__EXERCISE OBJECTIVE__
Give back exactly the lines that run from the line containing "Convert this document image to plain text." through the end of the listing below. Leave out every other line.

__EXTRACTED MATERIAL__
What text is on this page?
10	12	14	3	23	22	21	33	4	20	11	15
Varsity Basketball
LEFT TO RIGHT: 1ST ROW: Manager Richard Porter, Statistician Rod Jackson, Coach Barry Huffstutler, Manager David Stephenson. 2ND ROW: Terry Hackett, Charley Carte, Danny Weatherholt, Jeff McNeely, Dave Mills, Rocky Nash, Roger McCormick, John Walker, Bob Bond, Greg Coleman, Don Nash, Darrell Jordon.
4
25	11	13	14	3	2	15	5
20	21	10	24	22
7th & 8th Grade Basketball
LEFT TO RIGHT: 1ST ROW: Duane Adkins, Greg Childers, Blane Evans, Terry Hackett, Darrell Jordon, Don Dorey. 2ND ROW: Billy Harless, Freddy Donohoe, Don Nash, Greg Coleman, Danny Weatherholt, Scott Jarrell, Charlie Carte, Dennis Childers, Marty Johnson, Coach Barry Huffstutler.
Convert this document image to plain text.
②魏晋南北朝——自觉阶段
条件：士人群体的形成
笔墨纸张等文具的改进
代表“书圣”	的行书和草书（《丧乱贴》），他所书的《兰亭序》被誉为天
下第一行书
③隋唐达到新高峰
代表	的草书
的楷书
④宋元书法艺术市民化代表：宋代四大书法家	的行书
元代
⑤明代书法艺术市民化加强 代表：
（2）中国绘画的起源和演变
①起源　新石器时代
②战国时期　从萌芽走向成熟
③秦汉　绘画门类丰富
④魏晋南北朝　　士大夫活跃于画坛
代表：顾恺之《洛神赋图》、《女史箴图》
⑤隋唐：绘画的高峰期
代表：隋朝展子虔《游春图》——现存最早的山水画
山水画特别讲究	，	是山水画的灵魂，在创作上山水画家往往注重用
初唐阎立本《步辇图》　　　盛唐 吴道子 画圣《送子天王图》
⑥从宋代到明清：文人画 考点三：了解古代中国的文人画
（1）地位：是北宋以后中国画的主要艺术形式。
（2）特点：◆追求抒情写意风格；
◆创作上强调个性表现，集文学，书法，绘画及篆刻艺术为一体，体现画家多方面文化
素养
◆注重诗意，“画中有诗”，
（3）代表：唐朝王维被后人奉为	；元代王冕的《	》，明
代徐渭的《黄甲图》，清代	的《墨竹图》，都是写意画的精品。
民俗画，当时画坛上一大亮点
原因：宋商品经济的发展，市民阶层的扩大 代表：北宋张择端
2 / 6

__EXERCISE RESULT__
Convert this document image to plain text.
②魏晋南北朝——自觉阶段
条件：士人群体的形成
笔墨纸张等文具的改进
代表“书圣”	的行书和草书（《丧乱贴》），他所书的《兰亭序》被誉为天
下第一行书
③隋唐达到新高峰
代表	的草书
的楷书
④宋元书法艺术市民化代表：宋代四大书法家	的行书
元代
⑤明代书法艺术市民化加强 代表：
（2）中国绘画的起源和演变
①起源　新石器时代
②战国时期　从萌芽走向成熟
③秦汉　绘画门类丰富
④魏晋南北朝　　士大夫活跃于画坛
代表：顾恺之《洛神赋图》、《女史箴图》
⑤隋唐：绘画的高峰期
代表：隋朝展子虔《游春图》——现存最早的山水画
山水画特别讲究	，	是山水画的灵魂，在创作上山水画家往往注重用
初唐阎立本《步辇图》　　　盛唐 吴道子 画圣《送子天王图》
⑥从宋代到明清：文人画 考点三：了解古代中国的文人画
（1）地位：是北宋以后中国画的主要艺术形式。
（2）特点：◆追求抒情写意风格；
◆创作上强调个性表现，集文学，书法，绘画及篆刻艺术为一体，体现画家多方面文化
素养
◆注重诗意，“画中有诗”，
（3）代表：唐朝王维被后人奉为	；元代王冕的《	》，明
代徐渭的《黄甲图》，清代	的《墨竹图》，都是写意画的精品。
民俗画，当时画坛上一大亮点
原因：宋商品经济的发展，市民阶层的扩大 代表：北宋张择端
2 / 6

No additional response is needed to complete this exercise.